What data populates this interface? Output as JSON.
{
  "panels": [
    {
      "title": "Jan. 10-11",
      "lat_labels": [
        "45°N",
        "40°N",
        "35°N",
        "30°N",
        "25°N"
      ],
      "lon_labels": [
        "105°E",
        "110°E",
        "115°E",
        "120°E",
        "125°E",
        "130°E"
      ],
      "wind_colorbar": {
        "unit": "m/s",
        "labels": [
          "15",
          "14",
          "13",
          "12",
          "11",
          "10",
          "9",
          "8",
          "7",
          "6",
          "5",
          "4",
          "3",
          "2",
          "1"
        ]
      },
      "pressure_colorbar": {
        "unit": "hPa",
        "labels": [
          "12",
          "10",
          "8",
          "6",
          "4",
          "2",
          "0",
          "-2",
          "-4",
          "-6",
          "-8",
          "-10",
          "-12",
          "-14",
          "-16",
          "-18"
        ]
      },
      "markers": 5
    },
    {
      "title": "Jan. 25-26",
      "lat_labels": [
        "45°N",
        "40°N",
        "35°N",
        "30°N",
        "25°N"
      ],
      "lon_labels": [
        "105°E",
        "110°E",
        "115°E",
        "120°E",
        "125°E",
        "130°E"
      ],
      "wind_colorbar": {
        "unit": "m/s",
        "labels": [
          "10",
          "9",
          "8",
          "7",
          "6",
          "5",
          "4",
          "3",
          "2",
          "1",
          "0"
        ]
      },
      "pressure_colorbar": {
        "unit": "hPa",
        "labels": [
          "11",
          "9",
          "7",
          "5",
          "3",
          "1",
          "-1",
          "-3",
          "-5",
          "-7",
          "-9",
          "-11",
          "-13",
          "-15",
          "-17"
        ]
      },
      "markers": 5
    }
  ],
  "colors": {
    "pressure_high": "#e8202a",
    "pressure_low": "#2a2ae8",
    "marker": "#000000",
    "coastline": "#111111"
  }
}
- - -
Work to complete: Output the records exactly, including every line.

Complete output:
What data populates this interface? Output as JSON.
{
  "panels": [
    {
      "title": "Jan. 10-11",
      "lat_labels": [
        "45°N",
        "40°N",
        "35°N",
        "30°N",
        "25°N"
      ],
      "lon_labels": [
        "105°E",
        "110°E",
        "115°E",
        "120°E",
        "125°E",
        "130°E"
      ],
      "wind_colorbar": {
        "unit": "m/s",
        "labels": [
          "15",
          "14",
          "13",
          "12",
          "11",
          "10",
          "9",
          "8",
          "7",
          "6",
          "5",
          "4",
          "3",
          "2",
          "1"
        ]
      },
      "pressure_colorbar": {
        "unit": "hPa",
        "labels": [
          "12",
          "10",
          "8",
          "6",
          "4",
          "2",
          "0",
          "-2",
          "-4",
          "-6",
          "-8",
          "-10",
          "-12",
          "-14",
          "-16",
          "-18"
        ]
      },
      "markers": 5
    },
    {
      "title": "Jan. 25-26",
      "lat_labels": [
        "45°N",
        "40°N",
        "35°N",
        "30°N",
        "25°N"
      ],
      "lon_labels": [
        "105°E",
        "110°E",
        "115°E",
        "120°E",
        "125°E",
        "130°E"
      ],
      "wind_colorbar": {
        "unit": "m/s",
        "labels": [
          "10",
          "9",
          "8",
          "7",
          "6",
          "5",
          "4",
          "3",
          "2",
          "1",
          "0"
        ]
      },
      "pressure_colorbar": {
        "unit": "hPa",
        "labels": [
          "11",
          "9",
          "7",
          "5",
          "3",
          "1",
          "-1",
          "-3",
          "-5",
          "-7",
          "-9",
          "-11",
          "-13",
          "-15",
          "-17"
        ]
      },
      "markers": 5
    }
  ],
  "colors": {
    "pressure_high": "#e8202a",
    "pressure_low": "#2a2ae8",
    "marker": "#000000",
    "coastline": "#111111"
  }
}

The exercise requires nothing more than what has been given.